Records from a data collection
====
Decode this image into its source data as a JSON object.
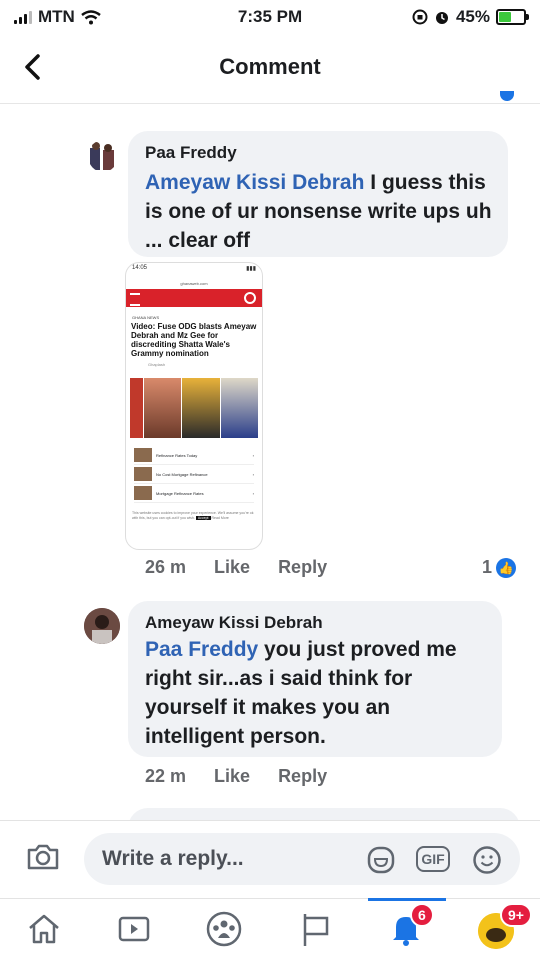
{
  "status_bar": {
    "carrier": "MTN",
    "time": "7:35 PM",
    "battery_percent": "45%",
    "battery_level": 0.45
  },
  "header": {
    "title": "Comment"
  },
  "comments": [
    {
      "author": "Paa Freddy",
      "mention": "Ameyaw Kissi Debrah",
      "text": " I guess this is one of ur nonsense write ups uh ... clear off",
      "time": "26 m",
      "like_label": "Like",
      "reply_label": "Reply",
      "reaction_count": "1",
      "attachment": {
        "time": "14:05",
        "url": "ghanaweb.com",
        "tag": "GHANA NEWS",
        "headline": "Video: Fuse ODG blasts Ameyaw Debrah and Mz Gee for discrediting Shatta Wale's Grammy nomination",
        "byline": "Ghaplash",
        "ads": [
          "Refinance Rates Today",
          "No Cost Mortgage Refinance",
          "Mortgage Refinance Rates"
        ],
        "cookie_text": "This website uses cookies to improve your experience. We'll assume you're ok with this, but you can opt-out if you wish.",
        "accept": "Accept",
        "read_more": "Read More"
      }
    },
    {
      "author": "Ameyaw Kissi Debrah",
      "mention": "Paa Freddy",
      "text": " you just proved me right sir...as i said think for yourself it makes you an intelligent person.",
      "time": "22 m",
      "like_label": "Like",
      "reply_label": "Reply"
    }
  ],
  "reply_bar": {
    "placeholder": "Write a reply...",
    "gif_label": "GIF"
  },
  "bottom_nav": {
    "notifications_badge": "6",
    "menu_badge": "9+"
  },
  "colors": {
    "accent": "#1b74e4",
    "mention": "#2f63b4",
    "badge": "#e41e3f",
    "bubble": "#f0f2f5"
  }
}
====
◆ **GIVEN REQUEST**:
Determine how many lines in the data above contain the string "this". Give nothing except the number.

◆ **EXERCISE OUTPUT**:
3